==== Task input

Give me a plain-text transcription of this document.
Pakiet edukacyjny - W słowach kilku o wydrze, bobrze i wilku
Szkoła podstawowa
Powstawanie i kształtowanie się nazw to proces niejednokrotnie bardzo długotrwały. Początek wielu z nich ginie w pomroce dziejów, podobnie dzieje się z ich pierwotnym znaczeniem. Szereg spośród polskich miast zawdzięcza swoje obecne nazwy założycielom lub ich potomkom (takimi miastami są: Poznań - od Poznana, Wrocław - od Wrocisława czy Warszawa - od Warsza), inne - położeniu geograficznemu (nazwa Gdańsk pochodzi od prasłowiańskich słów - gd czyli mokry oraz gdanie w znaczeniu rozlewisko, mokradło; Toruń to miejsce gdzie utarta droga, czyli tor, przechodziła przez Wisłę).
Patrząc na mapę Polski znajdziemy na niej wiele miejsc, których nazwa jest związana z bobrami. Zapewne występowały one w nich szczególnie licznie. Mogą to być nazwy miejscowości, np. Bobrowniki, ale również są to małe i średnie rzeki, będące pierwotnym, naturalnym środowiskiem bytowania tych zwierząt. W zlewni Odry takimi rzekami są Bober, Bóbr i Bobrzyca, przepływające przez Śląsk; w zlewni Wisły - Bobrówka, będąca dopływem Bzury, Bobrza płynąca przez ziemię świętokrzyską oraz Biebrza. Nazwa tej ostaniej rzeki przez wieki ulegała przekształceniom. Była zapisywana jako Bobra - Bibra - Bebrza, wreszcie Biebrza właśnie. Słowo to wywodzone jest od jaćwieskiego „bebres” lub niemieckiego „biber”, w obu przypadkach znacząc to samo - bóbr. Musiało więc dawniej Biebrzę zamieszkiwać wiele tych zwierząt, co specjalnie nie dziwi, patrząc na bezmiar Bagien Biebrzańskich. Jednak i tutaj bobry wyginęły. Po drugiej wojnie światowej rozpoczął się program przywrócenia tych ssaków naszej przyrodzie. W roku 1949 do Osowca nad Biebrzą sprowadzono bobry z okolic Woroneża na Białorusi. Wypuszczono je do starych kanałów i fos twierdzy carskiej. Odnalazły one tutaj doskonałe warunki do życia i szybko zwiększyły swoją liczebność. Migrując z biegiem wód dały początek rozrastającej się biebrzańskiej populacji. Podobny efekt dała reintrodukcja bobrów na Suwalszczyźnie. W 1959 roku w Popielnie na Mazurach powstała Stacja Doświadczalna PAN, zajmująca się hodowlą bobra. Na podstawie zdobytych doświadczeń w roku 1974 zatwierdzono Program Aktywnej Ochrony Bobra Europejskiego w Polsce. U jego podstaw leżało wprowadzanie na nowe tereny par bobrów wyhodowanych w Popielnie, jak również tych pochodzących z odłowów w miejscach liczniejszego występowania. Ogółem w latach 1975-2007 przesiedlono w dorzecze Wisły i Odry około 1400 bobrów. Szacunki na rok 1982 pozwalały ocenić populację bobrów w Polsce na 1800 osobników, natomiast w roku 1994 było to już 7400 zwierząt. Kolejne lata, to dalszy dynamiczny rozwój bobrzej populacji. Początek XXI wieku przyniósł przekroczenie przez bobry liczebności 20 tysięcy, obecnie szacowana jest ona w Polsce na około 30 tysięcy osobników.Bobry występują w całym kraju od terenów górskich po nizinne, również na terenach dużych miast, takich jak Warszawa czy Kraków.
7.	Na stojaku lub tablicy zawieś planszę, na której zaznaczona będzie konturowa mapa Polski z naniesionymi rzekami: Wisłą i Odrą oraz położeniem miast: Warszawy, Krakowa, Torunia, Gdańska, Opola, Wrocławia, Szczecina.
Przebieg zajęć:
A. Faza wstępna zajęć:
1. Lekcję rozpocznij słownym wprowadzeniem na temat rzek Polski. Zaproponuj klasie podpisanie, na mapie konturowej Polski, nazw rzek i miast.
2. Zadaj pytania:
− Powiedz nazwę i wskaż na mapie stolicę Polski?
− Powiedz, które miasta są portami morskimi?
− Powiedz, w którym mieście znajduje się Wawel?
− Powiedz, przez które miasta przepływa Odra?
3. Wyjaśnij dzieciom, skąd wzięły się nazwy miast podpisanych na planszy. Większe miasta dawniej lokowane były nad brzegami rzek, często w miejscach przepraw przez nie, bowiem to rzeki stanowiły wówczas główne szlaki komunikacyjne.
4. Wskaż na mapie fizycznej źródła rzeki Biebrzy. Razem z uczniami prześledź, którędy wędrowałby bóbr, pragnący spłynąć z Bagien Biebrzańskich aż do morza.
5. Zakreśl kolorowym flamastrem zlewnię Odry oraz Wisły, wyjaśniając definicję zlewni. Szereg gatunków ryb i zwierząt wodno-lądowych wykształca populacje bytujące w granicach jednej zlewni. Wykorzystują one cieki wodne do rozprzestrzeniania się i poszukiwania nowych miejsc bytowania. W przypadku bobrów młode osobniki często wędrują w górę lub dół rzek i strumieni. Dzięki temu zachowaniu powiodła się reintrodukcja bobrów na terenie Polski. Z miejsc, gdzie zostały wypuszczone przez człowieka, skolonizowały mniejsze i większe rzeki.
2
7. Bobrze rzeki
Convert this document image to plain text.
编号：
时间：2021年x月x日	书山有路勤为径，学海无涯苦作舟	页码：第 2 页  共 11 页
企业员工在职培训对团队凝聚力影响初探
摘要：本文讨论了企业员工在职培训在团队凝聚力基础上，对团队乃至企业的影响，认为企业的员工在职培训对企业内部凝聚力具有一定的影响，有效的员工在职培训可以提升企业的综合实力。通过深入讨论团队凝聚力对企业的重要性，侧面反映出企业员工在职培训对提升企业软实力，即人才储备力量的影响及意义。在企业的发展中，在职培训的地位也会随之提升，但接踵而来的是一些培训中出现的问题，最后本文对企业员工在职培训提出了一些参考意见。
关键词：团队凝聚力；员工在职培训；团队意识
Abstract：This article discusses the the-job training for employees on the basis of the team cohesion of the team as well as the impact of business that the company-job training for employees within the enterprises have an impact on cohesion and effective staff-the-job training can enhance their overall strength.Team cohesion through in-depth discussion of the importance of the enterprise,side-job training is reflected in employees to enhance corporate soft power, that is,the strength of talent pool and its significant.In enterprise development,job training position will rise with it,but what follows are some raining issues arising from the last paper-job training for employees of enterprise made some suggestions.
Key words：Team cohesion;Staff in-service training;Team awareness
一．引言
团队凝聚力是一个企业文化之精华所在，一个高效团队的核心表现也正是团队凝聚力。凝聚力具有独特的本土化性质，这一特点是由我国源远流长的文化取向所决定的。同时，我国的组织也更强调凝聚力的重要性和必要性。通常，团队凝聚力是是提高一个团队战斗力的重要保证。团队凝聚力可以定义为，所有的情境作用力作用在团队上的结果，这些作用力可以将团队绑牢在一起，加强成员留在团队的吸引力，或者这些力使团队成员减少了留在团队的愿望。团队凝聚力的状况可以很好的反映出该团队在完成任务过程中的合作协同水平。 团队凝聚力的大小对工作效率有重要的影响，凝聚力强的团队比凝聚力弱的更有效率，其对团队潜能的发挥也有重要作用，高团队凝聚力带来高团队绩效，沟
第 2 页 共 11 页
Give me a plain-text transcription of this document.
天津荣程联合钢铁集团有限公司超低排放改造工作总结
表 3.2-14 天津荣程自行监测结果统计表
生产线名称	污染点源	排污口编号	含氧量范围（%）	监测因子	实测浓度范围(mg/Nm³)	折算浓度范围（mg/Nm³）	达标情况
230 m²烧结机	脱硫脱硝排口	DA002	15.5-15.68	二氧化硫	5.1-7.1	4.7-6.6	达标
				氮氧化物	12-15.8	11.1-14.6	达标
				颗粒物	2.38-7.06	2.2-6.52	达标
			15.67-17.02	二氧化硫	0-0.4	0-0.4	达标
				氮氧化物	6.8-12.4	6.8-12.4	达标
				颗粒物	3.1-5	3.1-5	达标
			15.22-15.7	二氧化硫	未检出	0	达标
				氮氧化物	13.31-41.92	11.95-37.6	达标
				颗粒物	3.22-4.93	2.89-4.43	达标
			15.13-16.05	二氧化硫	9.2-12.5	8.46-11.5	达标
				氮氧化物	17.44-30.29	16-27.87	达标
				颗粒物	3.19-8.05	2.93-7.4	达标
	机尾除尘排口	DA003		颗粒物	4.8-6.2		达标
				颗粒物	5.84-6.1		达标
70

========

> [Stated goal] Each line that contains the word "二氧化硫" counts toward the total; give only that total.

> [Solution below] 4